WHAT IS ASKED:
1. From the comment below, print the part between "There's two big" and "kind of thing.", inclusive.
2. Answer these questions using the comment below.
(a) What two big things did the writer want to put forward with the fic?
(b) What two examples does the comment give of ways teenagers can't be categorized?
(c) According to the comment, which two events is the first line of the fic set between?
3. Decide whether each statement agrees with the comment below. Answer yes or no, and quote the words from the comment that settle it.
(a) Natasha is able to kill the people who took her.
(b) The writer had earlier written a meta about Natasha.
(c) At the party, people notice that Natasha is too young to be there.

PASSAGE SHOWN:
★ ★ ★ ★ ★ ★ ★

And, oh wow, huge comment of thinky thoughts! I GOT A HUGE COMMENT OF THINKY THOUGHTS *twirls you* Excuse me whilst I make grabby hands at this chance to talk meta about my own fic with someone *grins*.

There's two big things I wanted to put forward with this fic and they're tied together: children and fairytales. I remember I said in my Natasha meta a few things about making children into weapons, that taking a child that age and turning them into weapon couldn't be anything by remaking, and Natasha constantly reclaiming/remaking herself being the film version of comics voodoo, making her forever young kind of thing.

Well, there's a potentiality with children, that they can go in any direction, become anything, and with teenagers there's a certain transgressive nature to their existence, they can't be categorised (by marital status or career for example) and they're both capable of being menacing (those hoodies who could beat you up on a street corner) and being menaced (because if hoodie's family moves house, he/she has to move to). Natasha fills that transgressive role here not just because of her age, but because she is a child and yet her life has been such that she also isn't. She's also in a in-between place in other ways - she's trained to be a killer, but she can't kill the people she wants to (the ones that took her), she's not old enough to be at that party but no one looks twice, she knows things but she doesn't have experience of them, and so on. It's an echo of that first line, being between the fall of the Berlin Wall and the fall of the USSR.

★ ★ ★ ★ ★ ★ ★

RAW DATA:
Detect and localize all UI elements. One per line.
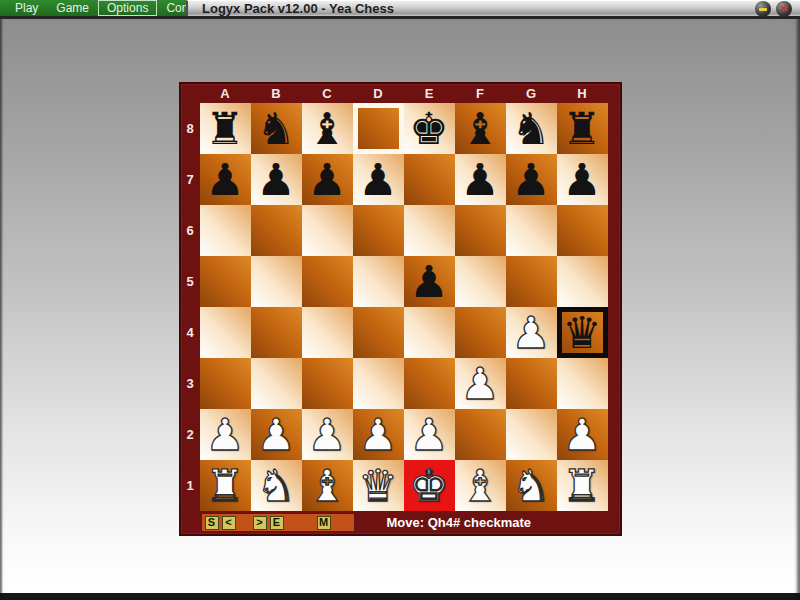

★ ★ ★ ★ ★ ★ ★

EXERCISE RESULTS:
1.
There's two big things I wanted to put forward with this fic and they're tied together: children and fairytales. I remember I said in my Natasha meta a few things about making children into weapons, that taking a child that age and turning them into weapon couldn't be anything by remaking, and Natasha constantly reclaiming/remaking herself being the film version of comics voodoo, making her forever young kind of thing.

2.
(a) Children and fairytales.
(b) Marital status and career.
(c) The fall of the Berlin Wall and the fall of the USSR.

3.
(a) No: "she can't kill the people she wants to (the ones that took her)"
(b) Yes: "I remember I said in my Natasha meta a few things about making children into weapons"
(c) No: "she's not old enough to be at that party but no one looks twice"